Records from a collection of figures
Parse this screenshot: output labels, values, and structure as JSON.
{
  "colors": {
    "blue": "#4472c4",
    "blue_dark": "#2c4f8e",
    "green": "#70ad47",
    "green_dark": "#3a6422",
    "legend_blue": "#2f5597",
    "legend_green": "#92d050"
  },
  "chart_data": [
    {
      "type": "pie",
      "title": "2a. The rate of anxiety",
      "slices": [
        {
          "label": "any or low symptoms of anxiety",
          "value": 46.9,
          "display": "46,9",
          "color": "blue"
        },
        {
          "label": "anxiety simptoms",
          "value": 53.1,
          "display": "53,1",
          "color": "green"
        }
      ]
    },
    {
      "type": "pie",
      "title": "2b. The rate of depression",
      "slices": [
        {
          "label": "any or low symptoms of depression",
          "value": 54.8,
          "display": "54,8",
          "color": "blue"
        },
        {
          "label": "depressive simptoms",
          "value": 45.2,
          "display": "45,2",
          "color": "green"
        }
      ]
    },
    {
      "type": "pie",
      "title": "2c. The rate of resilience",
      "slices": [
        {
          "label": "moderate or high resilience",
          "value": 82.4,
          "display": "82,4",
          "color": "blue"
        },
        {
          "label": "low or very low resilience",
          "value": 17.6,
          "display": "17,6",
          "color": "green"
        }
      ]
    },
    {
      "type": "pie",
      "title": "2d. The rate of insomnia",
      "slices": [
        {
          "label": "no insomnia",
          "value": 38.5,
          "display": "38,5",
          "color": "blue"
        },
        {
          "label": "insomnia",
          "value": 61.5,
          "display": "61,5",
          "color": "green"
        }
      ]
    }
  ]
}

### Stated goal
Repeat all of the records above exactly as written.

### Completed exercise
Parse this screenshot: output labels, values, and structure as JSON.
{
  "colors": {
    "blue": "#4472c4",
    "blue_dark": "#2c4f8e",
    "green": "#70ad47",
    "green_dark": "#3a6422",
    "legend_blue": "#2f5597",
    "legend_green": "#92d050"
  },
  "chart_data": [
    {
      "type": "pie",
      "title": "2a. The rate of anxiety",
      "slices": [
        {
          "label": "any or low symptoms of anxiety",
          "value": 46.9,
          "display": "46,9",
          "color": "blue"
        },
        {
          "label": "anxiety simptoms",
          "value": 53.1,
          "display": "53,1",
          "color": "green"
        }
      ]
    },
    {
      "type": "pie",
      "title": "2b. The rate of depression",
      "slices": [
        {
          "label": "any or low symptoms of depression",
          "value": 54.8,
          "display": "54,8",
          "color": "blue"
        },
        {
          "label": "depressive simptoms",
          "value": 45.2,
          "display": "45,2",
          "color": "green"
        }
      ]
    },
    {
      "type": "pie",
      "title": "2c. The rate of resilience",
      "slices": [
        {
          "label": "moderate or high resilience",
          "value": 82.4,
          "display": "82,4",
          "color": "blue"
        },
        {
          "label": "low or very low resilience",
          "value": 17.6,
          "display": "17,6",
          "color": "green"
        }
      ]
    },
    {
      "type": "pie",
      "title": "2d. The rate of insomnia",
      "slices": [
        {
          "label": "no insomnia",
          "value": 38.5,
          "display": "38,5",
          "color": "blue"
        },
        {
          "label": "insomnia",
          "value": 61.5,
          "display": "61,5",
          "color": "green"
        }
      ]
    }
  ]
}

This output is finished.